- [Written problem 1] In the excerpt below about the energy bill freeze, how does Labour say it would pay for freezing energy bills?
- [Written problem 2] Resume the excerpt below on the energy bill freeze plan from where it stops.

- [Text excerpt]
We also know that Truss has ruled out further windfall taxes on the profits of oil and gas companies.
Her reported price freeze plan is similar to Labour’s proposal, announced earlier in the summer, to freeze energy bills at their current average price. But Labour says it would pay for this through more windfall taxes on oil and gas producers – the very taxes Truss has said she wants to scrap.
One concern among political observers is that she would lend government money to energy firms, who would then pay it back by putting it on customers’ bills over the next decade – the original scheme proposed by energy suppliers. “[It’s] not a freeze, it’s a loan,” said Ed Davey, the Liberal Democrat leader, of the rumoured plan.
The idea of “lower bills now, higher bills in the future” is a “nightmare”, tweeted Giles Wilkes, a former adviser to Theresa May who worked on the energy price cap policy. “Repaying £100bn over 15 years, interest rate 4 per cent requires £9.5bn a year – about £380 per household,” he calculated.

- [Source data]
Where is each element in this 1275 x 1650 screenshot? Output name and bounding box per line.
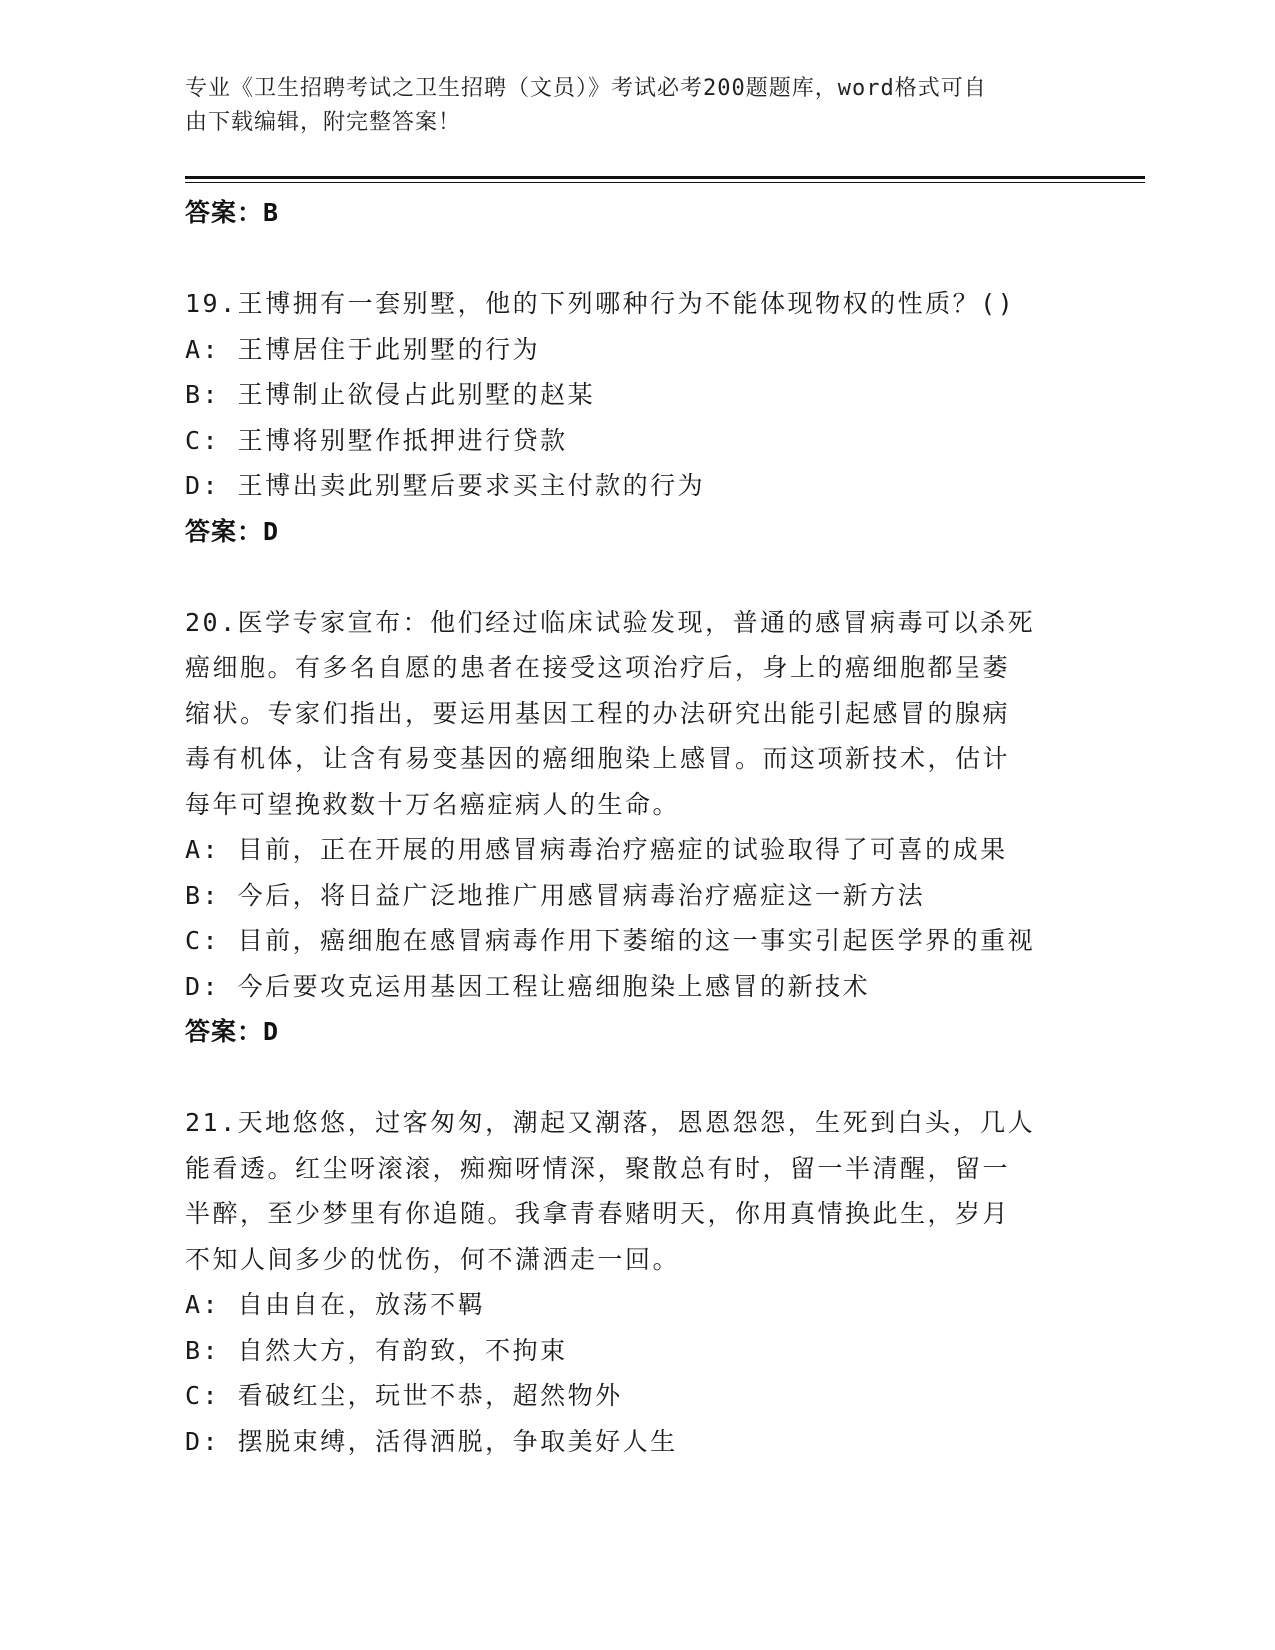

- [Written response 1] Through more windfall taxes on oil and gas producers.

- [Written response 2]
If the idea is lower bills now, higher bills in the future:
— Giles Wilkes (@Gilesyb) September 6, 2022
Repaying £100bn over 15 years, interest rate 4% requires £9.5bn a year -about £380 per household.
That is enormous. Also, open to real gaming risk. Exits, new entrants ... Lobbying by export-exposed. Nightmare. pic.twitter.com/jbb96unB88
However, the Sun has reported that this won't be the form the plan takes, with the cash instead coming out of general taxation. Since Truss has committed to cut taxes but also to avoid austerity, that suggests the money will instead simply be added to the government debt. Her hope would no doubt be to grow the economy and therefore reduce the debt over time. We’ll find out more when the full announcement is made today (Thursday).